WRITTEN REQUEST: List each line holding the string "dell".

PROVIDED DATA:
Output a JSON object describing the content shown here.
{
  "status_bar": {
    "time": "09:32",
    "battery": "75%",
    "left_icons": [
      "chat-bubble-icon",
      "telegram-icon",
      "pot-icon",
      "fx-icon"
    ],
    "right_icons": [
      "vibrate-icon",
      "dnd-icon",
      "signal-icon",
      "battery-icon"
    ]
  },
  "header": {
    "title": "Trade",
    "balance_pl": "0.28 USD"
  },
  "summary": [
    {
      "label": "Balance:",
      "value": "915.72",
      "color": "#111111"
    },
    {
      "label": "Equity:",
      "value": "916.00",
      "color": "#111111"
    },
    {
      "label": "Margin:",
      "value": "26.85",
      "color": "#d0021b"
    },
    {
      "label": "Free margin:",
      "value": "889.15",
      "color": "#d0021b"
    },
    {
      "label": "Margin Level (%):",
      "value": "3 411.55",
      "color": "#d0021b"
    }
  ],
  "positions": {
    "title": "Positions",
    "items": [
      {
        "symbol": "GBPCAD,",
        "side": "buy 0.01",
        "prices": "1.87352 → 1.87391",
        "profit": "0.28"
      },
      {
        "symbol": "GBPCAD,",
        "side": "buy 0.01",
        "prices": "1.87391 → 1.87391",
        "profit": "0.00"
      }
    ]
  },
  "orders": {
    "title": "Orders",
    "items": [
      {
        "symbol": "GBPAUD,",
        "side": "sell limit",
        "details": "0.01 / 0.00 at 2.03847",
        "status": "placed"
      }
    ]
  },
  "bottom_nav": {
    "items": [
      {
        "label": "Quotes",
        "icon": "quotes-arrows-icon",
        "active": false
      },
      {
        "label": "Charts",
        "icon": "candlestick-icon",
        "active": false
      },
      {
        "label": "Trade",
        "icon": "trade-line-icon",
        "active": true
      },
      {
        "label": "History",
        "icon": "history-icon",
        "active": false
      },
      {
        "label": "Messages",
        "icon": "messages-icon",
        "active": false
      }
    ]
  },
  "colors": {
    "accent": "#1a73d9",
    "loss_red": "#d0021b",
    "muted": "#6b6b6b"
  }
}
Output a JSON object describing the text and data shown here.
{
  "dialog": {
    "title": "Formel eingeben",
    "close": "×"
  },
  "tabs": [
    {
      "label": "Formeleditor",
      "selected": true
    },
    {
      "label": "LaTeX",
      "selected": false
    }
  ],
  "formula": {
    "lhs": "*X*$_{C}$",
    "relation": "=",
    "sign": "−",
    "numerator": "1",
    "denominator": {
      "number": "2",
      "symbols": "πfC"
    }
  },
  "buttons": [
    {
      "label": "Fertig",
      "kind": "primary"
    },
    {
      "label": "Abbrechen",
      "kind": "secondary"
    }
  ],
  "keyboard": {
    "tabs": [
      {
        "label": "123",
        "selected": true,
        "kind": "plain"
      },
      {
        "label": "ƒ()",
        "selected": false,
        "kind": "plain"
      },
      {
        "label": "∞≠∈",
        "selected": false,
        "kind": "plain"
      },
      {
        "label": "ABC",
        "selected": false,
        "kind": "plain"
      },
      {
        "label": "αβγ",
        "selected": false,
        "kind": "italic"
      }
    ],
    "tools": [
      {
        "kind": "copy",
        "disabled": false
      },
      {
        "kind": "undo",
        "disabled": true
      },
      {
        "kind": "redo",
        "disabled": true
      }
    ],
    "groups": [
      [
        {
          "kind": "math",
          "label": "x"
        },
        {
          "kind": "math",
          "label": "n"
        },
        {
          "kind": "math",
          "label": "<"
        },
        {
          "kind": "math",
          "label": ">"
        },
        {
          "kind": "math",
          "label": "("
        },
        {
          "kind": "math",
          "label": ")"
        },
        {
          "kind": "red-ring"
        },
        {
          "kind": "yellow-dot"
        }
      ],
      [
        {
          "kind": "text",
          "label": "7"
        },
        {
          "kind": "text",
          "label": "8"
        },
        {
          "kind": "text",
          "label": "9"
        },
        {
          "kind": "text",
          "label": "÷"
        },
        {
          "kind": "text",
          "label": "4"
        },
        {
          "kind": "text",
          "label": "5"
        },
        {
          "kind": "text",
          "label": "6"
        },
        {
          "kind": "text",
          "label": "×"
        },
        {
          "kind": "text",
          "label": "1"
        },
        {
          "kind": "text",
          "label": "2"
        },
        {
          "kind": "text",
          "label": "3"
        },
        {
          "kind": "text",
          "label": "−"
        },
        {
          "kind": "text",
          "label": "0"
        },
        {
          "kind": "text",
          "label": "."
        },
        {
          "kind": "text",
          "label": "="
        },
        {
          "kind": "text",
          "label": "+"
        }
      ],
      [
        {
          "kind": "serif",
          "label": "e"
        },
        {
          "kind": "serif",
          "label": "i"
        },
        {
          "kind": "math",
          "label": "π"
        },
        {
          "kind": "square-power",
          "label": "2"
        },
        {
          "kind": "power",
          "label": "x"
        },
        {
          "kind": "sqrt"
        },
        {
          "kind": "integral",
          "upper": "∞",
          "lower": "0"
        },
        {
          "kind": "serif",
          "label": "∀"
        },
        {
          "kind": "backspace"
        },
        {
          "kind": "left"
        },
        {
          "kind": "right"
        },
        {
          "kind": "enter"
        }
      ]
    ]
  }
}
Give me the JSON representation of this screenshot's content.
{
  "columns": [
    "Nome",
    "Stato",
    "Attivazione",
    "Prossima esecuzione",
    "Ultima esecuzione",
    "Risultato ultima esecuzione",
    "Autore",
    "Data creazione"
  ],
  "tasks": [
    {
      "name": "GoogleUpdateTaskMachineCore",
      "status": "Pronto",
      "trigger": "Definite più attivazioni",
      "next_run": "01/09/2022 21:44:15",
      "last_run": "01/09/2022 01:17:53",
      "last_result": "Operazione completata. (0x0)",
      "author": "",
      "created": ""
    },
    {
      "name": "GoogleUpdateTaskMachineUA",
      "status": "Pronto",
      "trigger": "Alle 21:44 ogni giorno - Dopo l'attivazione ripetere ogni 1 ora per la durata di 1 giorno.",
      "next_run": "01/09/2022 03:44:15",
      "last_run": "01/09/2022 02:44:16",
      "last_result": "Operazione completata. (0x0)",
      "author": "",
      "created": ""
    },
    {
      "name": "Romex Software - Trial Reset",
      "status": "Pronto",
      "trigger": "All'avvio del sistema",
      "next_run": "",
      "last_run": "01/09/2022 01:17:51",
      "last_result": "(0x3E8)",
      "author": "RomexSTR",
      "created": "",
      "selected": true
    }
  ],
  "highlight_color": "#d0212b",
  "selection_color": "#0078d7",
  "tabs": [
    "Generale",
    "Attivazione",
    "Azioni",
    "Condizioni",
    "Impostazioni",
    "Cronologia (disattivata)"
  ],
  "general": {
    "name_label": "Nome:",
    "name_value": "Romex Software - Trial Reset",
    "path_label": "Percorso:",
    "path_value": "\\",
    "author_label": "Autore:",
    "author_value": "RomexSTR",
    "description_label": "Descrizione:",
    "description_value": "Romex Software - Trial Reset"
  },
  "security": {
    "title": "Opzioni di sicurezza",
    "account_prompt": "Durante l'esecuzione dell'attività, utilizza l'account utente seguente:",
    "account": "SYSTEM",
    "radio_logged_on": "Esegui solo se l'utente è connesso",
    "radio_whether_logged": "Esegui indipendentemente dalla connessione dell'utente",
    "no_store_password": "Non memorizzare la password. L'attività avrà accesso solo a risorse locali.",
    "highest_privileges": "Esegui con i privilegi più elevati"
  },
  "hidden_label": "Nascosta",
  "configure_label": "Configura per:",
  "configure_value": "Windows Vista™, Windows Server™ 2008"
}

RESPONSE FOR THIS EXERCISE:
    "account_prompt": "Durante l'esecuzione dell'attività, utilizza l'account utente seguente:",
    "radio_whether_logged": "Esegui indipendentemente dalla connessione dell'utente",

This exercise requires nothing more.